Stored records
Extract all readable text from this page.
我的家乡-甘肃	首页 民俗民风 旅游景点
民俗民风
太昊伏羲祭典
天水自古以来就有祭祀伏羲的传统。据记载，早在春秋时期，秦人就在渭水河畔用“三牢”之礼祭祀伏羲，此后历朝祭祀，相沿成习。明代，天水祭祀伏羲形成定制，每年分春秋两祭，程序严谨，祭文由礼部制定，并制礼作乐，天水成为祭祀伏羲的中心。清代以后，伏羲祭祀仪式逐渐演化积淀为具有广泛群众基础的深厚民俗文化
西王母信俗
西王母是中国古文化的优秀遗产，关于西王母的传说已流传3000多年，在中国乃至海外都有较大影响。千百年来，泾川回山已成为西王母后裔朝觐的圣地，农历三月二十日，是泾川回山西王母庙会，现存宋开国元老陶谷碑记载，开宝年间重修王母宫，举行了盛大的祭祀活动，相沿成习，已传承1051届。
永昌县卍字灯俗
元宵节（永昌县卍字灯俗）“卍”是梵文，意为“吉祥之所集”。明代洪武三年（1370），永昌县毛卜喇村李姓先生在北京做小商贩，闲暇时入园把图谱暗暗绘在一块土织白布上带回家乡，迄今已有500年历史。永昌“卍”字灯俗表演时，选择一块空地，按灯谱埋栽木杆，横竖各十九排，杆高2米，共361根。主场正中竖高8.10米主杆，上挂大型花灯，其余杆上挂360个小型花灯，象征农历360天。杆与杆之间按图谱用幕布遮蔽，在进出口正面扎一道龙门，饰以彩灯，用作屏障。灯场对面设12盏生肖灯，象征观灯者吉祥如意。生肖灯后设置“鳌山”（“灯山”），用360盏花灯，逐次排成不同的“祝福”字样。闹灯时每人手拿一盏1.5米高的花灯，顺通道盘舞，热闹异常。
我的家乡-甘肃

# Goal
Where does the word "永昌县卍字灯俗" appear? Return each line that holds it.

# Correct result
永昌县卍字灯俗
元宵节（永昌县卍字灯俗）“卍”是梵文，意为“吉祥之所集”。明代洪武三年（1370），永昌县毛卜喇村李姓先生在北京做小商贩，闲暇时入园把图谱暗暗绘在一块土织白布上带回家乡，迄今已有500年历史。永昌“卍”字灯俗表演时，选择一块空地，按灯谱埋栽木杆，横竖各十九排，杆高2米，共361根。主场正中竖高8.10米主杆，上挂大型花灯，其余杆上挂360个小型花灯，象征农历360天。杆与杆之间按图谱用幕布遮蔽，在进出口正面扎一道龙门，饰以彩灯，用作屏障。灯场对面设12盏生肖灯，象征观灯者吉祥如意。生肖灯后设置“鳌山”（“灯山”），用360盏花灯，逐次排成不同的“祝福”字样。闹灯时每人手拿一盏1.5米高的花灯，顺通道盘舞，热闹异常。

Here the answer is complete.